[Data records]
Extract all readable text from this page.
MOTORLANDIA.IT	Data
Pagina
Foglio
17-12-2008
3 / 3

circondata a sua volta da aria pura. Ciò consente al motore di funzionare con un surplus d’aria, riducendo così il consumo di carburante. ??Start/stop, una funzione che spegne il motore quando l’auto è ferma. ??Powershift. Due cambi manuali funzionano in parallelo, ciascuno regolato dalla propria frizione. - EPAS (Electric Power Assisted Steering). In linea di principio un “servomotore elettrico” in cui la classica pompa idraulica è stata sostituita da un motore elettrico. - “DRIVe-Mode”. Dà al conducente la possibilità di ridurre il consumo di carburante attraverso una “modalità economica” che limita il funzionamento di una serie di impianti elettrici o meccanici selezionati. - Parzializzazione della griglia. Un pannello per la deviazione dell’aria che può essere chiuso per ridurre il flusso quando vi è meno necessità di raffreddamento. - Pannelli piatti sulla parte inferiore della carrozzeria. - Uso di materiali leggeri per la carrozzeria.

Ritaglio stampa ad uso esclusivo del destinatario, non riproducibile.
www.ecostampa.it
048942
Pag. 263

**Problem description**
Reproduce the material verbatim, line by line.

**Written answer**
Extract all readable text from this page.
MOTORLANDIA.IT	Data
Pagina
Foglio
17-12-2008
3 / 3

circondata a sua volta da aria pura. Ciò consente al motore di funzionare con un surplus d’aria, riducendo così il consumo di carburante. ??Start/stop, una funzione che spegne il motore quando l’auto è ferma. ??Powershift. Due cambi manuali funzionano in parallelo, ciascuno regolato dalla propria frizione. - EPAS (Electric Power Assisted Steering). In linea di principio un “servomotore elettrico” in cui la classica pompa idraulica è stata sostituita da un motore elettrico. - “DRIVe-Mode”. Dà al conducente la possibilità di ridurre il consumo di carburante attraverso una “modalità economica” che limita il funzionamento di una serie di impianti elettrici o meccanici selezionati. - Parzializzazione della griglia. Un pannello per la deviazione dell’aria che può essere chiuso per ridurre il flusso quando vi è meno necessità di raffreddamento. - Pannelli piatti sulla parte inferiore della carrozzeria. - Uso di materiali leggeri per la carrozzeria.

Ritaglio stampa ad uso esclusivo del destinatario, non riproducibile.
www.ecostampa.it
048942
Pag. 263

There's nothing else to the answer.